## Приведённый текст
----------

Новая парадигма в науке

Вернемся к шести признакам нового мышления в науке. Первый касается соотношения части и целого. В классической механистической системе считалось, что в любой сложной системе изменения целого могут быть описаны через свойства его частей. Если вы знаете части, их базовые свойства и механизмы взаимодействия, то можете вывести, по крайней мере в принципе, динамику целого. Поэтому существовало правило: чтобы понять любую сложную систему, ее нужно разделить на части. И сами части могут быть описаны не иначе как путем их дальнейшей фрагментации. Но если эту процедуру продолжать долго, то в какой-то момент вы неизбежно столкнетесь с базовыми «строительными кирпичиками» — элементами, веществами, частицами и т. п., — свойства которых дальше не поддаются объяснению. Из этих «кирпичиков» с их фундаментальными законами взаимодействия вы могли бы построить целое и объяснить его динамику свойствами составляющих. Это началось еще в Древней Греции во времена Демокрита; потом эти представления были закреплены Декартом и Ньютоном. Они считались общепринятыми вплоть до ХХ в.

В новой парадигме соотношение между частью и целым более симметрично. Если свойства частей помогают понять целое, то и сами они могут быть поняты только через динамику целого. Целое первично. Если вы понимаете его динамику, то можете — по крайней мере теоретически — вывести из него свойства и модели взаимодействия всех его частей. Эта перемена произошла в науке, прежде всего в физике, в период становления квантовой теории. Именно тогда ученые, к своему удивлению, обнаружили, что не могут больше использовать понятие части — такой, например, как атом или частица — в классическом значении. Части не могли больше четко определяться. Их свойства менялись в зависимости от контекста.

Постепенно физики начали понимать, что природу на атомном уровне нельзя представить как механическую, составленную из «фундаментальных кирпичиков». Скорее, это сеть отношений, и в этой взаимосвязанной паутине вообще нет частей. Что бы мы ни назвали частью, это будет только паттерн, обладающий некоторой устойчивостью и поэтому попадающий в сферу нашего внимания. Гейзенберг был так впечатлен новым пониманием соотношения между частью и целым, что даже свою автобиографию назвал Der Teilund das Ganze — «Часть и целое».

Осознание единства и взаимосвязи всех вещей и событий и понимание любого сущего как проявления фундаментальной целостности — важнейшая общая черта всех восточных мировоззрений. Мы можем даже сказать, что это сама суть таких учений, да и вообще всех мистических традиций. Всё сущее — взаимозависимые, неразделимые и преходящие паттерны одной высшей реальности.

Второй признак новой системы научных взглядов и воззрений — переход от мышления в категориях структуры к мышлению в категориях процесса. Согласно старой парадигме, существуют фундаментальные структуры, а также силы и механизмы взаимодействия между ними. Из всего этого образуются процессы. В новой парадигме процесс воспринимается как первичная категория, а любая структура, которую мы наблюдаем, есть проявление протекающего в ее основе процесса.

----------

## Исходные данные
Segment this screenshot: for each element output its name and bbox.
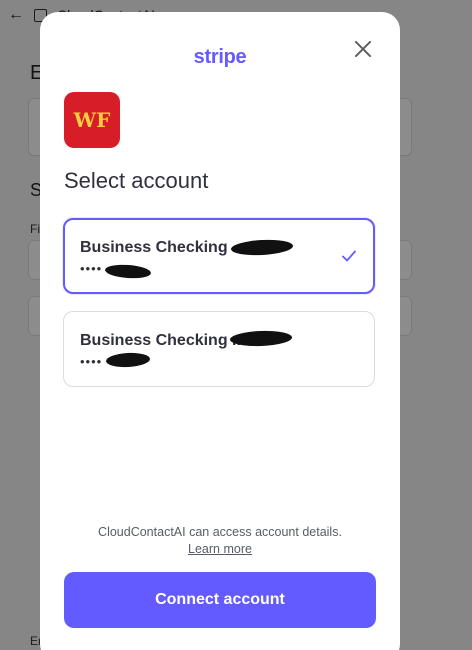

----------

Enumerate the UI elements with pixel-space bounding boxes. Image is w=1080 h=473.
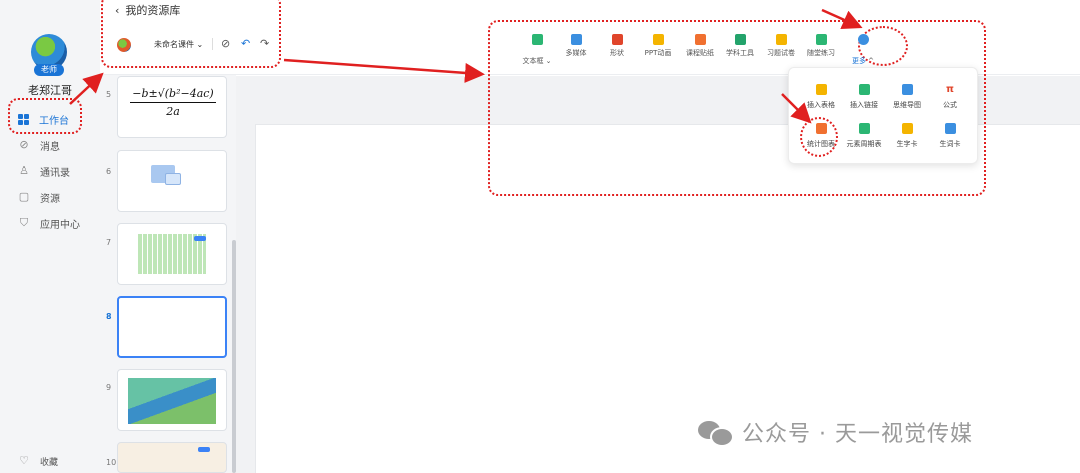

----------

## Задания
**1.** Ответьте на вопросы по тексту о новой парадигме в науке и пометьте ответы теми же буквами.
(a) Кто закрепил представления, начавшиеся во времена Демокрита?
(b) В какой период произошла перемена в понимании соотношения части и целого?
(c) Что в новой парадигме воспринимается как первичная категория согласно второму признаку?
**2.** Приведите, пожалуйста, продолжение текста о новой парадигме в науке, которое следует за его последним предложением.

## Ответы к заданиям
**1.**
(a) Декарт и Ньютон.
(b) В период становления квантовой теории.
(c) Процесс.

**2.**
Категория процесса заняла в физике важное место благодаря теории относительности Эйнштейна. Признание того, что масса есть форма энергии, привело к исключению из научного оборота таких понятий, как материальная субстанция и фундаментальная структура. Субатомные частицы не состоят из какого-либо материала: это паттерны энергии. А та связана с активностью, процессами, и это значит, что природа субатомных частиц в основе своей динамична и изменчива. Когда мы наблюдаем частицы, то не видим в них ни субстанции, ни фундаментальной структуры. Мы видим динамические паттерны, беспрерывно превращающиеся друг в друга: нескончаемый танец энергии.

Мышление в категориях процессов — главный атрибут восточных мистических традиций. Большинство их концепций, образов и мифов включают время и изменение в качестве основополагающих элементов. Чем больше мы изучаем тексты индуистов, буддистов и даосов, тем очевиднее становится, что мир они представляют в категориях движения, потока и перемен. И именно образ космического танца Шивы, в котором непрерывно возникают и исчезают все формы сущего, открыл мне глаза на существование параллелей между современной физикой и восточным мистицизмом.

В современной физике представление о Вселенной как о механизме сменилось представлением о взаимосвязанном динамическом целом, части которого сильно зависят друг от друга и должны пониматься как паттерны космических процессов. Чтобы в такой взаимосвязанной паутине отношений выделить объект, мы должны перерезать какие-то из этих связей — и концептуально, и физически с помощью инструментов для наблюдения. И, поступая так, мы изолируем определенные паттерны и интерпретируем их как объекты. Например, если вы хотите идентифицировать электрон, вы можете разными способами и при помощи разной техники наблюдения оборвать его связи с окружающим миром. Соответственно, и электрон может проявить себя как частица, а может — и как волна. Всё зависит от того, как вы организуете наблюдение.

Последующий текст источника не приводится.